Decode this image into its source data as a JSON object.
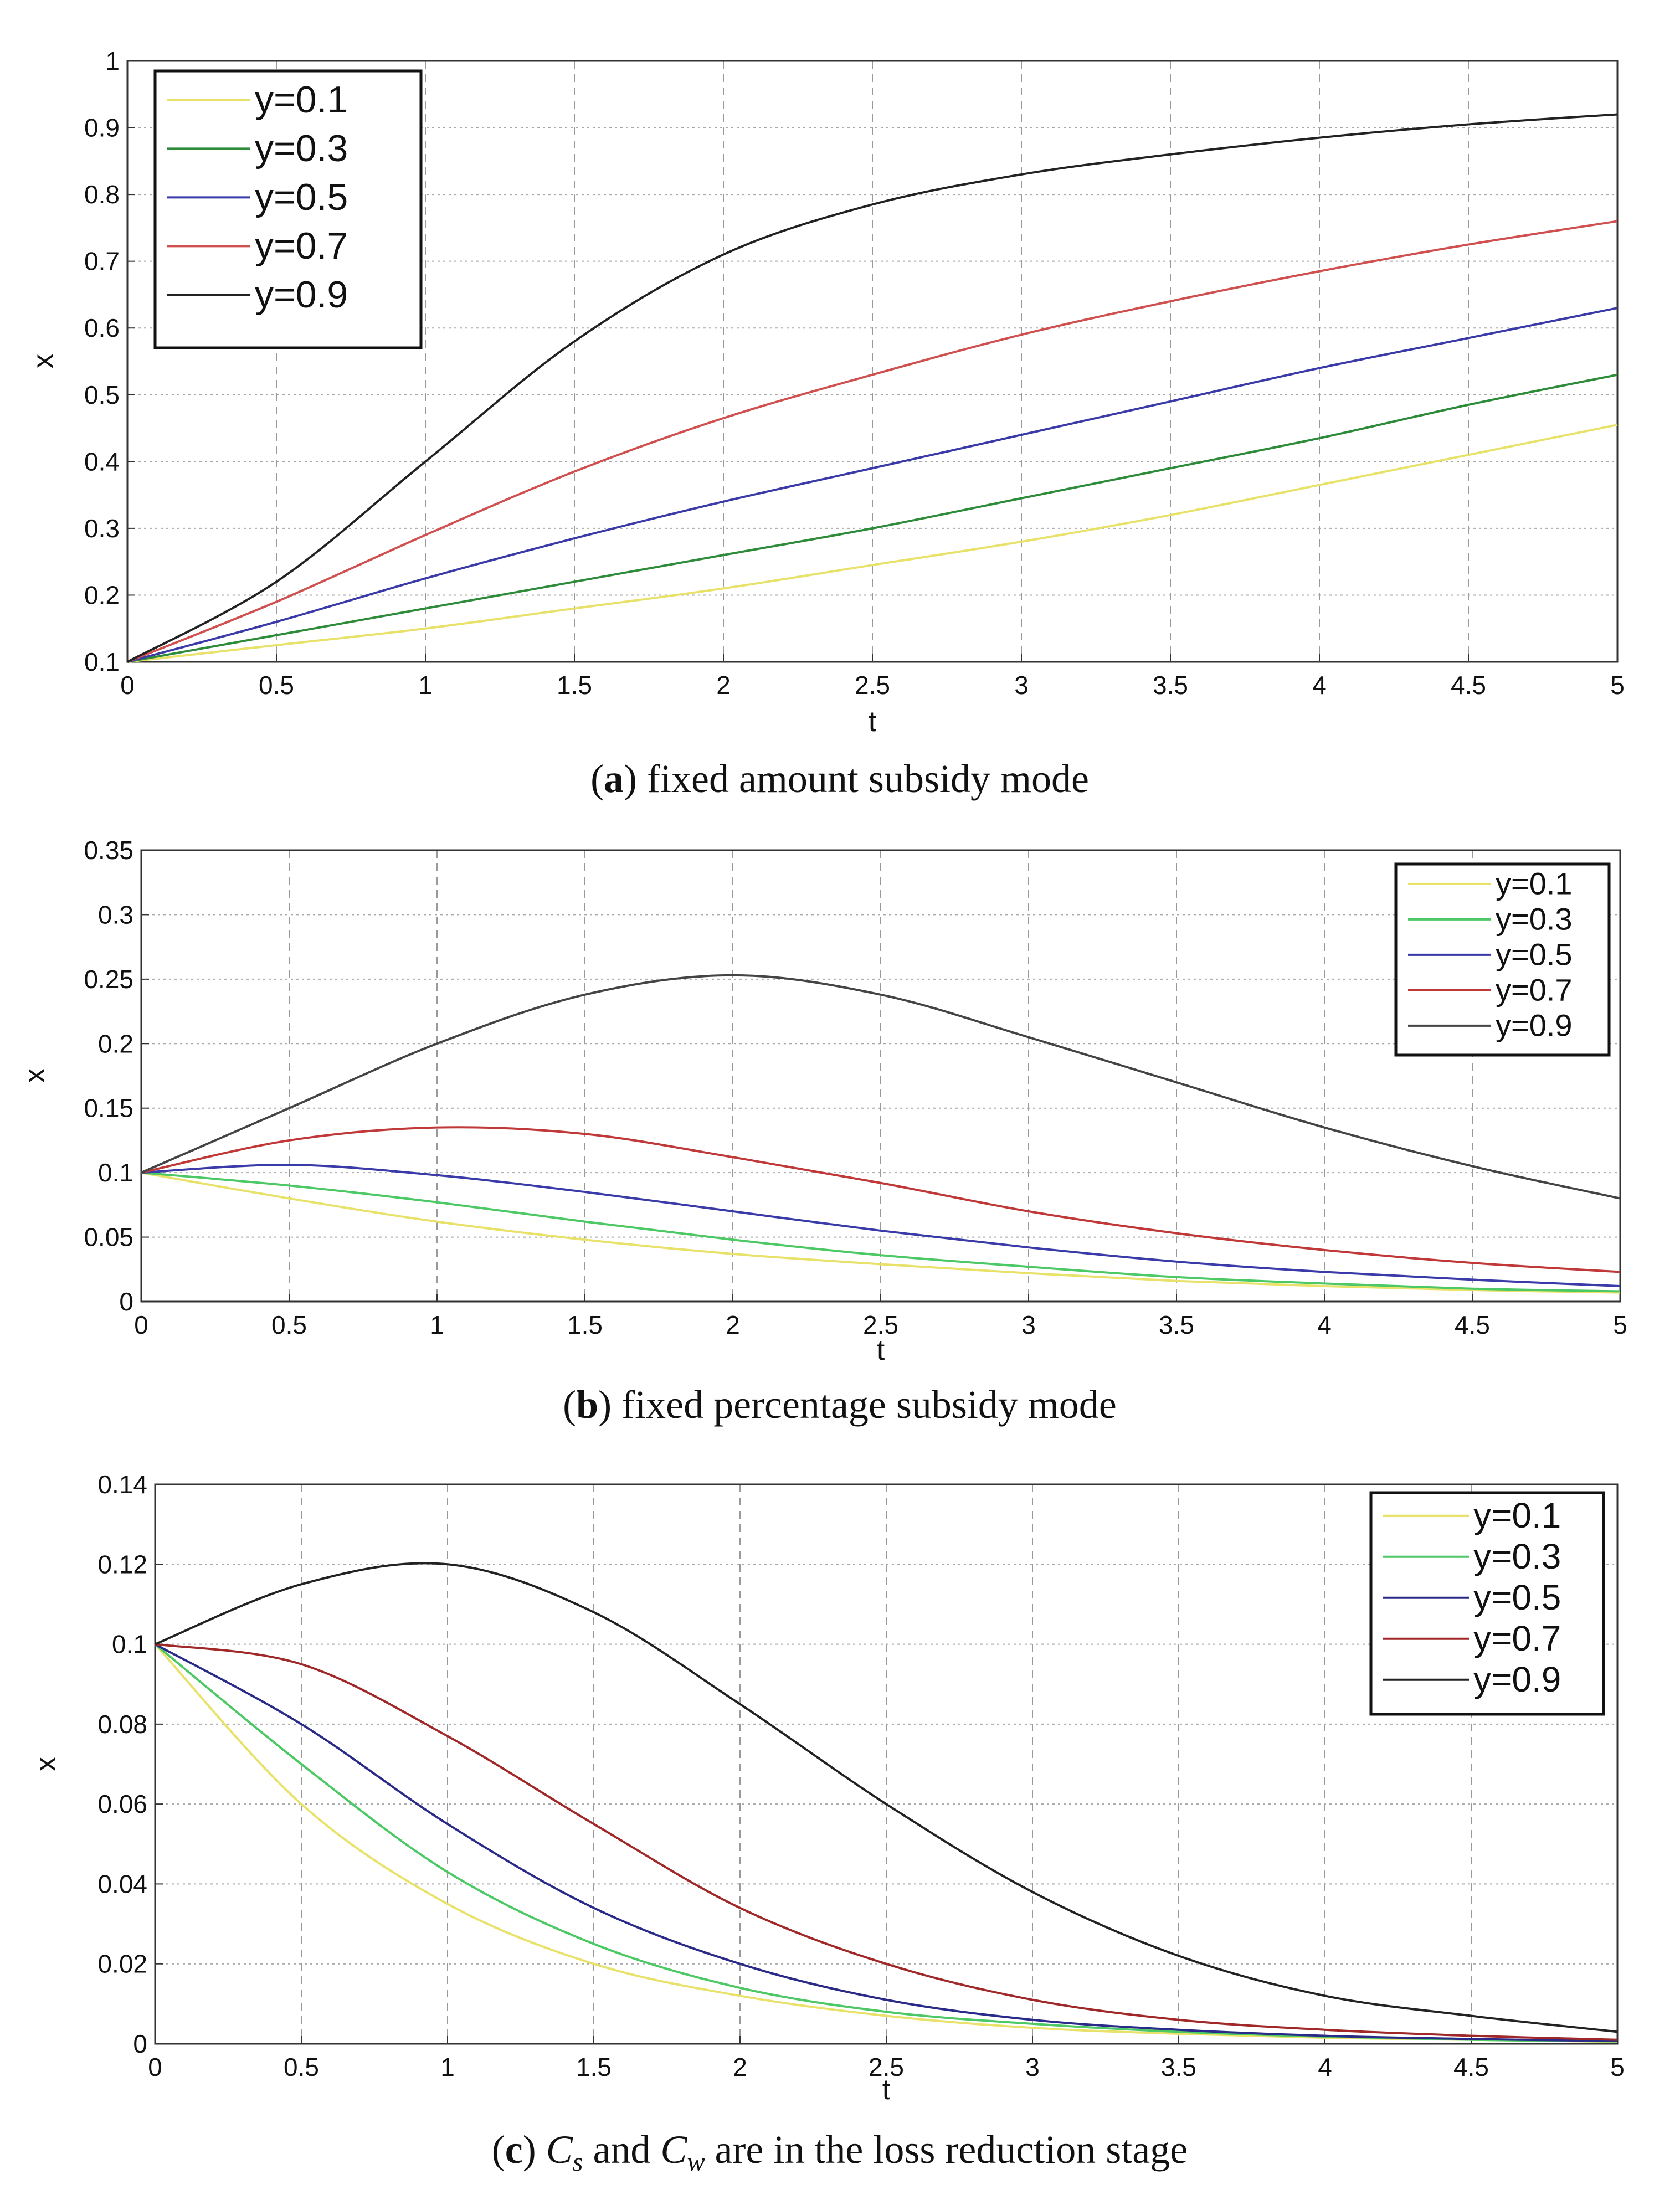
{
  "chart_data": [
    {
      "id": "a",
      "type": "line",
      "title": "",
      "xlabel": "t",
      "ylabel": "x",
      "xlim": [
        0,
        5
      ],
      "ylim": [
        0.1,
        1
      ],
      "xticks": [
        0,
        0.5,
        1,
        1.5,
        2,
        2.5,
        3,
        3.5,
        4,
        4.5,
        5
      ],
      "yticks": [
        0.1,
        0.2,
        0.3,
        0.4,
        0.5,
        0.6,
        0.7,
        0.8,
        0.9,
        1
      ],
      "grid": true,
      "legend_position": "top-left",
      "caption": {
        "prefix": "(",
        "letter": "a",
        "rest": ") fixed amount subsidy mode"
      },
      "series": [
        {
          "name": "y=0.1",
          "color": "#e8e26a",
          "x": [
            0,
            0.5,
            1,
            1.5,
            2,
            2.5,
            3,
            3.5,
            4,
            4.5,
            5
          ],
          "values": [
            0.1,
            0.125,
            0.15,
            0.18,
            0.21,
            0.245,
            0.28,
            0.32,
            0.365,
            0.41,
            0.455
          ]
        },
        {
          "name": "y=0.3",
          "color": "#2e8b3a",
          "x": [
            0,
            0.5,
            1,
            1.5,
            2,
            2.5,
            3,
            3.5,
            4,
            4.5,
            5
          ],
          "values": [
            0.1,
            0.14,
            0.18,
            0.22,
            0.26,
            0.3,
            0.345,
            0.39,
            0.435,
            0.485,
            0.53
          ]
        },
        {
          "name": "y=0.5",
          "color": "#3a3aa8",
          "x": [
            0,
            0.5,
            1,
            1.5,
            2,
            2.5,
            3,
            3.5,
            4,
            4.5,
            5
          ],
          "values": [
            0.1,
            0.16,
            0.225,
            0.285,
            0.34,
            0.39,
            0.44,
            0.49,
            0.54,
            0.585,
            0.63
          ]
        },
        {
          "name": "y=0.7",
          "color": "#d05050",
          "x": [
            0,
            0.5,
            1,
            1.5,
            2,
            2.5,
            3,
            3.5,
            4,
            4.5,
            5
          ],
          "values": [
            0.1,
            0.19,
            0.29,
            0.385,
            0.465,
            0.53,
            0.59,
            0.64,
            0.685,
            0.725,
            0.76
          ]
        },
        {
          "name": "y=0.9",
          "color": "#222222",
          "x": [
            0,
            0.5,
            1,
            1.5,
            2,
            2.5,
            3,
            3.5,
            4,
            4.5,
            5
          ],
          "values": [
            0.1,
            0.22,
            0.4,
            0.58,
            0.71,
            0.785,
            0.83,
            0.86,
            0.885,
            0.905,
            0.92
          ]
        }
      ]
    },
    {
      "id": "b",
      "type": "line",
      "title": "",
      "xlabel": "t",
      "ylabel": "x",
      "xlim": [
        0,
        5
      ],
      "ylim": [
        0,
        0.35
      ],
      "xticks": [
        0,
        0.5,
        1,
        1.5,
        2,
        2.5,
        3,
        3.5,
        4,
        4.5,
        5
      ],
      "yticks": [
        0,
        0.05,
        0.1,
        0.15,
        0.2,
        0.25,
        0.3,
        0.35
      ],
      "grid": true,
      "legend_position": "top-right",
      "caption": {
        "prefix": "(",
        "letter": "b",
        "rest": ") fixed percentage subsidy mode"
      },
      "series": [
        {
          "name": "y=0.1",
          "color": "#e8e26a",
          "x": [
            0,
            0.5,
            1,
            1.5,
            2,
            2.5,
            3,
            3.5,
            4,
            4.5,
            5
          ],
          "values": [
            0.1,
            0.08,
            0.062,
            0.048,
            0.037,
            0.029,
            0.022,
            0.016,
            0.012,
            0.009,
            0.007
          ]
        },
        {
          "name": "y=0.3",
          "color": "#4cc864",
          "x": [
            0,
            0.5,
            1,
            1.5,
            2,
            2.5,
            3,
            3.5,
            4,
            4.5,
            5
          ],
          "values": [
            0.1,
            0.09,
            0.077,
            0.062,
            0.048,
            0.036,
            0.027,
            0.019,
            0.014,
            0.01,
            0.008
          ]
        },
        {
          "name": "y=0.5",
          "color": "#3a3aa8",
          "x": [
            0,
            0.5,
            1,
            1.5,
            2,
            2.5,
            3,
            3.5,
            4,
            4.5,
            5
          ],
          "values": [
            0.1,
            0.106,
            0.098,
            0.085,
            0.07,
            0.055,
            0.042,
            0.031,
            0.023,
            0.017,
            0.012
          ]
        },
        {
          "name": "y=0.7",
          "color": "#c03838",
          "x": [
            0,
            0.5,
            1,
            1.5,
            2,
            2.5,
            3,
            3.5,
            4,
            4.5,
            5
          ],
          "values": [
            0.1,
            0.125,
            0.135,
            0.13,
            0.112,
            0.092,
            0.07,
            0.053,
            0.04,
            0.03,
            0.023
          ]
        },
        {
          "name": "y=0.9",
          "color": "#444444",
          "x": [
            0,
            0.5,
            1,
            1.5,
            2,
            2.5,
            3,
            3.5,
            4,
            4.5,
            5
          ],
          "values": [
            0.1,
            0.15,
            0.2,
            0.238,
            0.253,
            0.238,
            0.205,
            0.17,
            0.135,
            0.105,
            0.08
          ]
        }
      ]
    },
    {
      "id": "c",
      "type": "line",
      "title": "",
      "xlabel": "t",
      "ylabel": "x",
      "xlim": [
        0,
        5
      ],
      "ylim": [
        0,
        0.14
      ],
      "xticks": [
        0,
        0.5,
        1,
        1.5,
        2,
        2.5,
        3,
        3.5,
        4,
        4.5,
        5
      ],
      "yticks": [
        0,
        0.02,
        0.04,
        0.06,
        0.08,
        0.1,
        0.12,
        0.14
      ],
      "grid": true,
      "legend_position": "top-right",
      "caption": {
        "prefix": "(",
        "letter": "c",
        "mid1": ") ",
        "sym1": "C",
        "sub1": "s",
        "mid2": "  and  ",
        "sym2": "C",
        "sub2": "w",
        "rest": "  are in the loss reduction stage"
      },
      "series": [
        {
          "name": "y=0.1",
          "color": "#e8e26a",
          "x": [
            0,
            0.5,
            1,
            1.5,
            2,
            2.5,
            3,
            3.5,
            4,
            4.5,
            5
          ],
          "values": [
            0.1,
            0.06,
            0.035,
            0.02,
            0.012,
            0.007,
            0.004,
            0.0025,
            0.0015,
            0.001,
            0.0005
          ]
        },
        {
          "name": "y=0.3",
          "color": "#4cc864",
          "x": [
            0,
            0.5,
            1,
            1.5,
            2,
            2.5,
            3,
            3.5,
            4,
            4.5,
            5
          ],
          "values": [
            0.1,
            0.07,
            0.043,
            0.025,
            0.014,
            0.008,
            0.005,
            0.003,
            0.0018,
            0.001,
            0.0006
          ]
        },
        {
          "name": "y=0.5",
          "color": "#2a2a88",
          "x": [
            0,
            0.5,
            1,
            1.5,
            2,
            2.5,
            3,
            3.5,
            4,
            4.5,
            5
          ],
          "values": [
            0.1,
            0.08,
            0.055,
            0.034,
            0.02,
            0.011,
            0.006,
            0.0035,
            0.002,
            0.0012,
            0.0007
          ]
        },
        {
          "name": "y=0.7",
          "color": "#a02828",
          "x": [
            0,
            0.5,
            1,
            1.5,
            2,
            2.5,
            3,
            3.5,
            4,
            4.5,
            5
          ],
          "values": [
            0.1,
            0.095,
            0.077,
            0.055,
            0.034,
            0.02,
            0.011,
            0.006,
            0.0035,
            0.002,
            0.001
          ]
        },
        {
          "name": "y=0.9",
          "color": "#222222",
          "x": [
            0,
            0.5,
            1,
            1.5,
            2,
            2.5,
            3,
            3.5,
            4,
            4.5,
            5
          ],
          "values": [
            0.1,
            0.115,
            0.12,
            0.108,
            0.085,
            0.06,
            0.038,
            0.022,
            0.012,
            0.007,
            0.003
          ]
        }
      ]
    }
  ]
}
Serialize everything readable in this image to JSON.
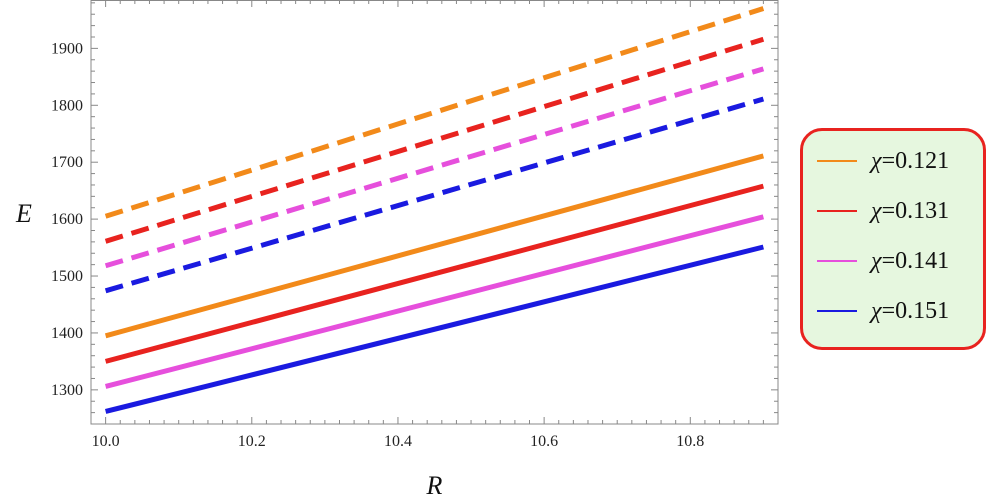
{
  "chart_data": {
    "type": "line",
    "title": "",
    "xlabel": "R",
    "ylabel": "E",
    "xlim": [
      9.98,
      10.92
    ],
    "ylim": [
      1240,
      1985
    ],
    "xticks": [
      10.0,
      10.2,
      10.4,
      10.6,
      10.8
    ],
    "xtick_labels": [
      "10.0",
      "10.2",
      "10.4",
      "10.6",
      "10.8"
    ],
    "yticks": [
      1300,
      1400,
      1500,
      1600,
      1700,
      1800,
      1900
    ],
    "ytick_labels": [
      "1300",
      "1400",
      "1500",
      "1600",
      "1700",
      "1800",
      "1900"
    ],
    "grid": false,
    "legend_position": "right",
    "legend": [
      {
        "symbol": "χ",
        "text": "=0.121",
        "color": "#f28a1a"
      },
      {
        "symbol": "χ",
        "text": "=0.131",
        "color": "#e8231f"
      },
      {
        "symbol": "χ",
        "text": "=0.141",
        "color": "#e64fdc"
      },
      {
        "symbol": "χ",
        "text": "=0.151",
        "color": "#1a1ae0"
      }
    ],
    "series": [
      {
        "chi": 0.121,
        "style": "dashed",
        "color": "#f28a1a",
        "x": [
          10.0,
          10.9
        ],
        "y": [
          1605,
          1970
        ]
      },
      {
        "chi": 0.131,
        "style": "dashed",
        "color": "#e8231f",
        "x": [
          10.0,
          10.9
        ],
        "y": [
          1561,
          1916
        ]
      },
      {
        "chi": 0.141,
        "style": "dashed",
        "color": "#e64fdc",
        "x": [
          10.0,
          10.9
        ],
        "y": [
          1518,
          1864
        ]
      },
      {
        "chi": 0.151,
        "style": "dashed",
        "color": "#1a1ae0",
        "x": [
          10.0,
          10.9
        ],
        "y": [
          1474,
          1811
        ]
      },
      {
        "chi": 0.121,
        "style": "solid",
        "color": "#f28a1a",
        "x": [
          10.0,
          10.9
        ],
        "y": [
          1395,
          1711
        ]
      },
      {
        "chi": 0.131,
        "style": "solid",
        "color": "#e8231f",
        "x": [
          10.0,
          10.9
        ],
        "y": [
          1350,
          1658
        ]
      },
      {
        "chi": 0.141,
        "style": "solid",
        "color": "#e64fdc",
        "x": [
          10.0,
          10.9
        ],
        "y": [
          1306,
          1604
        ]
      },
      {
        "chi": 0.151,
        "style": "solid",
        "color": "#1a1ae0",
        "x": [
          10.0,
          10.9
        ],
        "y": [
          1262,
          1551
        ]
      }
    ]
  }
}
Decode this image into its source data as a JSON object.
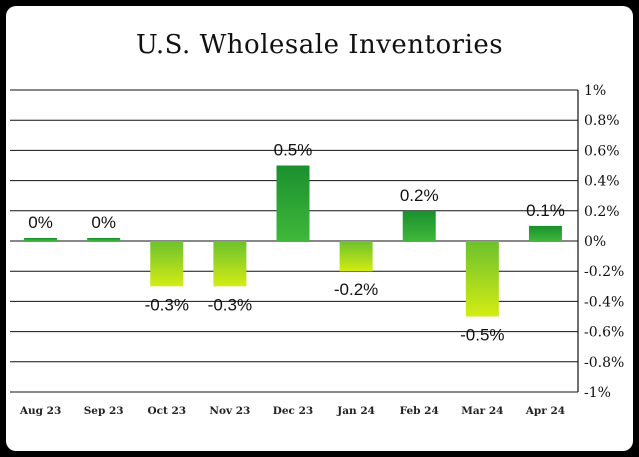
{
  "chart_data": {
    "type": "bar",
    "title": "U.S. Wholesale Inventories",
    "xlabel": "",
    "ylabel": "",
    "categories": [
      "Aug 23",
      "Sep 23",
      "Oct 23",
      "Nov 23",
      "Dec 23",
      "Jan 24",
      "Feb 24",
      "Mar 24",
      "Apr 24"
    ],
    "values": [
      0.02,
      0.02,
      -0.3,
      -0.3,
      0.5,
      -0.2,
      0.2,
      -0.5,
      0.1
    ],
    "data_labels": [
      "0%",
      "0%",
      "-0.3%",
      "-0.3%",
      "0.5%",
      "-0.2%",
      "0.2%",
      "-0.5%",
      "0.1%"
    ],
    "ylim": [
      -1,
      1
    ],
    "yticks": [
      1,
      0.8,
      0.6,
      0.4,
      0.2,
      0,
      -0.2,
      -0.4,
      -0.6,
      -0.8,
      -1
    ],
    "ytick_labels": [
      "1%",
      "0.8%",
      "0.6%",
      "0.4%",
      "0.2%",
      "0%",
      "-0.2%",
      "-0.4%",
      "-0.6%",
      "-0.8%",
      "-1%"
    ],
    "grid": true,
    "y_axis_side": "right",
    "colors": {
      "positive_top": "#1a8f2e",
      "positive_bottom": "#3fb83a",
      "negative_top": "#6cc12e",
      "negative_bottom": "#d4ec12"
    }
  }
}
########
AIM OF THE TASK
Identify all lines where the word "text" shows up. Copy them.

FINAL RESULT
        "text": "=0.121",
        "text": "=0.131",
        "text": "=0.141",
        "text": "=0.151",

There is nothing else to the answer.